→ **Task requirements**: Within the data below, state how many lines contain the string "type". Provide the number only.

──────────────────────────────

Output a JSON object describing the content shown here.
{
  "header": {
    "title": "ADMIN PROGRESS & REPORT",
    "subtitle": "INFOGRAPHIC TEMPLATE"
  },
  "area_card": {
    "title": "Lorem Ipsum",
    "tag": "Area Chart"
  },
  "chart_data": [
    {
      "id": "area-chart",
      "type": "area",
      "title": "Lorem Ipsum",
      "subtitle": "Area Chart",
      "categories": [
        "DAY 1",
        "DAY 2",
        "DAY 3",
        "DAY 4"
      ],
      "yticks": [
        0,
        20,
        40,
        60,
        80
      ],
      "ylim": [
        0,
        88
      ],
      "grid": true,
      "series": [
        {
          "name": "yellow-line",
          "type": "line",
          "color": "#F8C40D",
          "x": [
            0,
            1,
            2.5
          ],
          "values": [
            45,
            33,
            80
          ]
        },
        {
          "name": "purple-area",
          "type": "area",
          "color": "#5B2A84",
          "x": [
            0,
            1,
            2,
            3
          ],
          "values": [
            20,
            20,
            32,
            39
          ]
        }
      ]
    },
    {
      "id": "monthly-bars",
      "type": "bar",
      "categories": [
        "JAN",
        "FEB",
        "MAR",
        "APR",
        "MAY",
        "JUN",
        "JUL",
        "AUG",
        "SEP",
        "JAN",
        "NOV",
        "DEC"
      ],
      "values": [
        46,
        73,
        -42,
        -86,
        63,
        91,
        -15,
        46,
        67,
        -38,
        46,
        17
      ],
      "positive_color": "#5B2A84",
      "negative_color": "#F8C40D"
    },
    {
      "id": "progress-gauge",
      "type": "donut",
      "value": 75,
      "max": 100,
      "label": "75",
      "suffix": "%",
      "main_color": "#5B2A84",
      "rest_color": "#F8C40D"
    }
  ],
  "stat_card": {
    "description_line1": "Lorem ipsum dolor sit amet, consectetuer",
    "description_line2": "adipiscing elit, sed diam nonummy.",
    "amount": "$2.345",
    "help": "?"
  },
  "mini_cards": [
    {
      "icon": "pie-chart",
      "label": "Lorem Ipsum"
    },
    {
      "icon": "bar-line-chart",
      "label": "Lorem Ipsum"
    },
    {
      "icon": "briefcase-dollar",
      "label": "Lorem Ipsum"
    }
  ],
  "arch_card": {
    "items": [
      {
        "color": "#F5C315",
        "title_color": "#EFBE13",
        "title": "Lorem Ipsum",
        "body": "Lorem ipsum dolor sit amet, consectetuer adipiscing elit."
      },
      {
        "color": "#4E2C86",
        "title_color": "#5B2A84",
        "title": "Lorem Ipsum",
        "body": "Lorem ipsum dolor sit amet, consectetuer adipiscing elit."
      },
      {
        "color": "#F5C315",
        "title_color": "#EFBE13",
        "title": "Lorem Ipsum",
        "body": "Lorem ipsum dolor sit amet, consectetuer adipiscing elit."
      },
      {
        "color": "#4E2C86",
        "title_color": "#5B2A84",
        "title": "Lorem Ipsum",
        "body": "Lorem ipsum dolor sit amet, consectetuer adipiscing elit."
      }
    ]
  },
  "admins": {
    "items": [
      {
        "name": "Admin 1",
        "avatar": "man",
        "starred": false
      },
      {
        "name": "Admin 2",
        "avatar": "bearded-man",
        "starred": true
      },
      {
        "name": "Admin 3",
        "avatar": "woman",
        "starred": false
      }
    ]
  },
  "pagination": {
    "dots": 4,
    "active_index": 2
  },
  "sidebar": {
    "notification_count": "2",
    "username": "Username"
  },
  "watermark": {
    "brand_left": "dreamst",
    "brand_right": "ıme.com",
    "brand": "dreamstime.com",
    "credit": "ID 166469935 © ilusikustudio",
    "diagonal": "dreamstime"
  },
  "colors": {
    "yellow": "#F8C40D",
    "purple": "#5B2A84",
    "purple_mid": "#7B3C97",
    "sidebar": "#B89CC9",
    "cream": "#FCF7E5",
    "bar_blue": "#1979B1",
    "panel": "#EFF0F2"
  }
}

──────────────────────────────

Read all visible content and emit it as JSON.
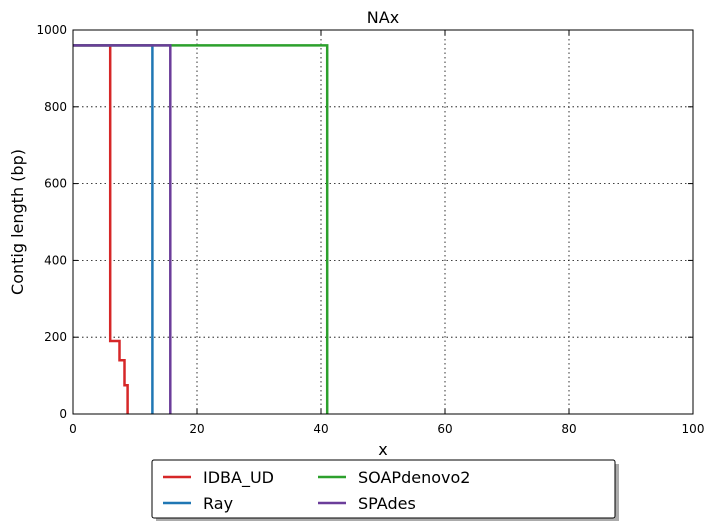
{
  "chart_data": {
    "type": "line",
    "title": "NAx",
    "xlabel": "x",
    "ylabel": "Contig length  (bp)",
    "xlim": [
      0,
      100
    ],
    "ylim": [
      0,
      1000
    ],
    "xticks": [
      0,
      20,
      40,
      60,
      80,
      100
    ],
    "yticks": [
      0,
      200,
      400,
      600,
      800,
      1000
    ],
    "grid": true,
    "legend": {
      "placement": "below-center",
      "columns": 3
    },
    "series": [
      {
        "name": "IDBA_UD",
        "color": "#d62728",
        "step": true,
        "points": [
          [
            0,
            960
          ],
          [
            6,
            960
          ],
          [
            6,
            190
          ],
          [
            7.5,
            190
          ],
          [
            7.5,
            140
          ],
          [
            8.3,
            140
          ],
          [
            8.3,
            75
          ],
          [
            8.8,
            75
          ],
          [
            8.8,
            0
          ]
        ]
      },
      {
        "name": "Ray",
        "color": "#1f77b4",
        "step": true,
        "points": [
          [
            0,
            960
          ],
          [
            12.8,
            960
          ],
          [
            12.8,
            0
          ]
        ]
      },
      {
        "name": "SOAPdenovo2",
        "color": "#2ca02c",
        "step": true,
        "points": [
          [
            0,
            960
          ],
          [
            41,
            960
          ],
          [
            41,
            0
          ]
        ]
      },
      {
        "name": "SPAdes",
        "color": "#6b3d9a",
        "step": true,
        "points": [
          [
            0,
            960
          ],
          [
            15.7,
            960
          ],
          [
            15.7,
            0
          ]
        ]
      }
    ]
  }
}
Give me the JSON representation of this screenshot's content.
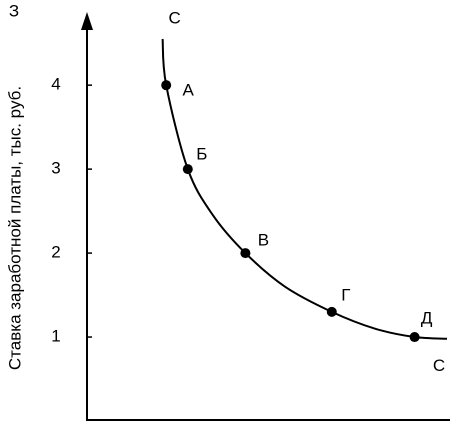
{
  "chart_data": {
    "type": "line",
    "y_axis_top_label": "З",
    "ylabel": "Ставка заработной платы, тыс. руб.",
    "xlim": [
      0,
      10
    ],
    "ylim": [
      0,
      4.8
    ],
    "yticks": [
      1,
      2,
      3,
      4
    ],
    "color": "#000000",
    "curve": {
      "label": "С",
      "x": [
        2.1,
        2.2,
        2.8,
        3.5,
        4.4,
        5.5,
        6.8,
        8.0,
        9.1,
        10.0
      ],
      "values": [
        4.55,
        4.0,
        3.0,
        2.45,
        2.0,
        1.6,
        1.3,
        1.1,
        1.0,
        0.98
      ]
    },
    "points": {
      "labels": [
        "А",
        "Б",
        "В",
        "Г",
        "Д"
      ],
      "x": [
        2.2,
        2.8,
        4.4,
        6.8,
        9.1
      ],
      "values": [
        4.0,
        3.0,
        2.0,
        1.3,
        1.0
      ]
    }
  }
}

──────────────────────────────

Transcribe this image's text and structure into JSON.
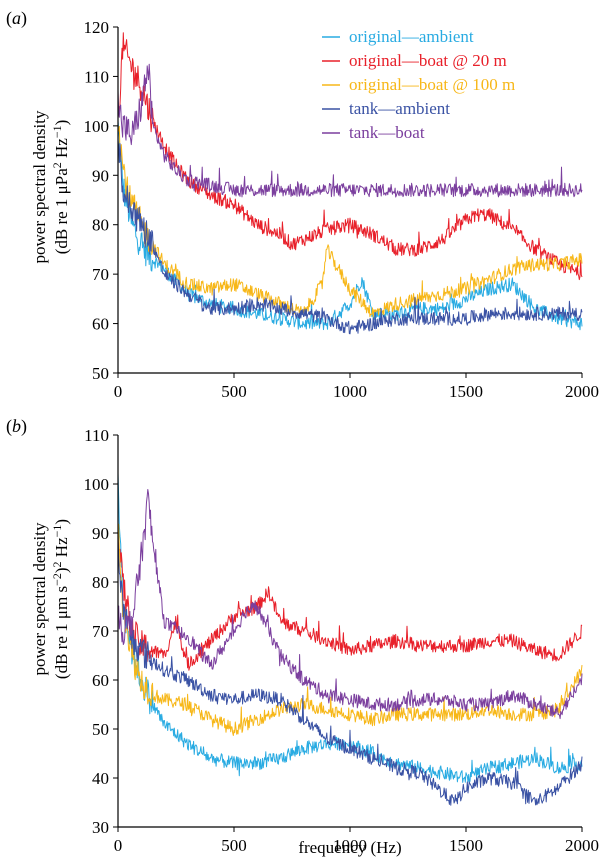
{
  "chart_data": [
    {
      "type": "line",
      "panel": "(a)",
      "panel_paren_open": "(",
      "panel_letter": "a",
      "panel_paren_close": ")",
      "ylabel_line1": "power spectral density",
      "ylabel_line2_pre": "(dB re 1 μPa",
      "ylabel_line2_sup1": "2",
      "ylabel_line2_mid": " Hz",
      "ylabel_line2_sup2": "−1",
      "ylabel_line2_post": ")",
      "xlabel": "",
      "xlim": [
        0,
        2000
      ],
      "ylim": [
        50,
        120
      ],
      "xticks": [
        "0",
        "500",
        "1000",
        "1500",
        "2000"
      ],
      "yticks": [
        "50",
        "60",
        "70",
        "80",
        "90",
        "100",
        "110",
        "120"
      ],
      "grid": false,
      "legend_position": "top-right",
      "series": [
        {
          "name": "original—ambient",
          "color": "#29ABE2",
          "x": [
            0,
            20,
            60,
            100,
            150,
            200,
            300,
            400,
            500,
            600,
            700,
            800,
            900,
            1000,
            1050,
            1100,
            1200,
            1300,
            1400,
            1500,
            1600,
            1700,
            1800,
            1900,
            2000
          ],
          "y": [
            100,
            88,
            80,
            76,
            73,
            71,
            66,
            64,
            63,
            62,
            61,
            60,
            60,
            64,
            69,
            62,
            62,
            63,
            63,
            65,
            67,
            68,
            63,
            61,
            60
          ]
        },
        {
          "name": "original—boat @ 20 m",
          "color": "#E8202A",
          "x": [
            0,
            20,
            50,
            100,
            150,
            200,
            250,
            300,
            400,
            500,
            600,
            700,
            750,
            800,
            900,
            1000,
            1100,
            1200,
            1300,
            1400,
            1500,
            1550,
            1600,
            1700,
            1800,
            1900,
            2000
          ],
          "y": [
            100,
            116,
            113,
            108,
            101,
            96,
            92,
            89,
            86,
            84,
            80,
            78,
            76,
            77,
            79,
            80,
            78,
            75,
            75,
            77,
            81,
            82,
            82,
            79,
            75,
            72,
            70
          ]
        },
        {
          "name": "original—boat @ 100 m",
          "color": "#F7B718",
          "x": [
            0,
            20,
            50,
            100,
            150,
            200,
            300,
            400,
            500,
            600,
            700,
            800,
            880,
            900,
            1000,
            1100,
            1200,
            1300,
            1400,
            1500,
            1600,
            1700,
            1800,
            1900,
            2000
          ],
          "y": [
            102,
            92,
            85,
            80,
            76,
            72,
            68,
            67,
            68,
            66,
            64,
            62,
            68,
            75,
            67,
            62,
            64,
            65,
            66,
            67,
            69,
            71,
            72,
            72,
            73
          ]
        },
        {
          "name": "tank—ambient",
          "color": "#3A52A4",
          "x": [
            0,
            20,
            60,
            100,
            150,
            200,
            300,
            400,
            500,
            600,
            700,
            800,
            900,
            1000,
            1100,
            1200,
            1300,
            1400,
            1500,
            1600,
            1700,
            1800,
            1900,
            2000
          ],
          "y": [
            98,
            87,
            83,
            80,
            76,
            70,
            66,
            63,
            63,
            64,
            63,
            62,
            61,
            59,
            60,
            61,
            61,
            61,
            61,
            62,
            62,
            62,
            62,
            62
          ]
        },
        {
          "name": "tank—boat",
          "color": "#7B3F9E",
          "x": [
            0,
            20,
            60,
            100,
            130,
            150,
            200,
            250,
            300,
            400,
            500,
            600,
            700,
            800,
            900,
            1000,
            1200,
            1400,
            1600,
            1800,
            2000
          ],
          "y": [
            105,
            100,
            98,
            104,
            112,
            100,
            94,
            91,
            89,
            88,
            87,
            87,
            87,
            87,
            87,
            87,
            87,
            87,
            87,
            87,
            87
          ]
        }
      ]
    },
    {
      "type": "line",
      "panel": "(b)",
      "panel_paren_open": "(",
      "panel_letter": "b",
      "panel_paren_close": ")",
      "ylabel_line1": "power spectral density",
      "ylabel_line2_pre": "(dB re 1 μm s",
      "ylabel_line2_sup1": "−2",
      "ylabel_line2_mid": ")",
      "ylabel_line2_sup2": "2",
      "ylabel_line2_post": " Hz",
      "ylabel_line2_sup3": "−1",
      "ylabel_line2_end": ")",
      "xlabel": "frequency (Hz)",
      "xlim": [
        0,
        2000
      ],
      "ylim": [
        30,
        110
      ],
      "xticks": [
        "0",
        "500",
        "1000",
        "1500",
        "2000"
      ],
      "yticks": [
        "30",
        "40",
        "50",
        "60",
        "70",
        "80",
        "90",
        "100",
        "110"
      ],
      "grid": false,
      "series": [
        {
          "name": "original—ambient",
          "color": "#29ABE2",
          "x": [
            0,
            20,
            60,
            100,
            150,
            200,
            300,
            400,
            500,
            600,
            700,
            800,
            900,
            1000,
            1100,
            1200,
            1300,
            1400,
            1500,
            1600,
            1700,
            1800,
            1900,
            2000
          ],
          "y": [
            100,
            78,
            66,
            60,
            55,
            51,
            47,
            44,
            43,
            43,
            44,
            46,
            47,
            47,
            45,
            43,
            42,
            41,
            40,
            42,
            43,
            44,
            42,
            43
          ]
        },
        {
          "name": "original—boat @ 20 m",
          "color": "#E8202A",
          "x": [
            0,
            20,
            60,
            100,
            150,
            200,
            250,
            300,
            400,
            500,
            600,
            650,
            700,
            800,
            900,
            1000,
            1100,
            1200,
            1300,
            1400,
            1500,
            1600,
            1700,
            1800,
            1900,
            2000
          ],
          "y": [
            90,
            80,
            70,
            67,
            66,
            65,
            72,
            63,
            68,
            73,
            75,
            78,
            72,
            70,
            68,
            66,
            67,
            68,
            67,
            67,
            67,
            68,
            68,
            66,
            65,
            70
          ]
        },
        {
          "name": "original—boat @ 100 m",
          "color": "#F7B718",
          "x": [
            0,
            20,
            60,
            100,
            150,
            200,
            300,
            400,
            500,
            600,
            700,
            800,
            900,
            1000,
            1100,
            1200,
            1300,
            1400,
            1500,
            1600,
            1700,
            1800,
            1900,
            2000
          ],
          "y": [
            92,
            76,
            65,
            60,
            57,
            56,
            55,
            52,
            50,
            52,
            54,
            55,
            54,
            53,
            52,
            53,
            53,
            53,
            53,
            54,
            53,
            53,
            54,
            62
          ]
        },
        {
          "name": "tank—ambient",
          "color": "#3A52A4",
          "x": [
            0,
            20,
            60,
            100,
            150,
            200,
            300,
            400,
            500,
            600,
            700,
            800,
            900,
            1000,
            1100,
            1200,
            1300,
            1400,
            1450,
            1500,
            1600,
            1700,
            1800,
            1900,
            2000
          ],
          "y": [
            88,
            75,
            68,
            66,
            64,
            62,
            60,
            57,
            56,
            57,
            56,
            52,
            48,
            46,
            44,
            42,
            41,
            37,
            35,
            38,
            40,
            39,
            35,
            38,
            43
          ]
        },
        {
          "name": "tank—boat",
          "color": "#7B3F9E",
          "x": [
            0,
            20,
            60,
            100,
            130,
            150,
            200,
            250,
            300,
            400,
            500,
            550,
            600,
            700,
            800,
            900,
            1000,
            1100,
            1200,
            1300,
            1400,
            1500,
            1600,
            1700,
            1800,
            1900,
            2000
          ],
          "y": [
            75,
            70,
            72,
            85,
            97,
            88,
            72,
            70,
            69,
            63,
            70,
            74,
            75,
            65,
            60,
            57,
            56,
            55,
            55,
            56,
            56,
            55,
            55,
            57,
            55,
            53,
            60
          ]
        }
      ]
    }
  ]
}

──────────────────────────────

→ **Solution for this exercise**: 9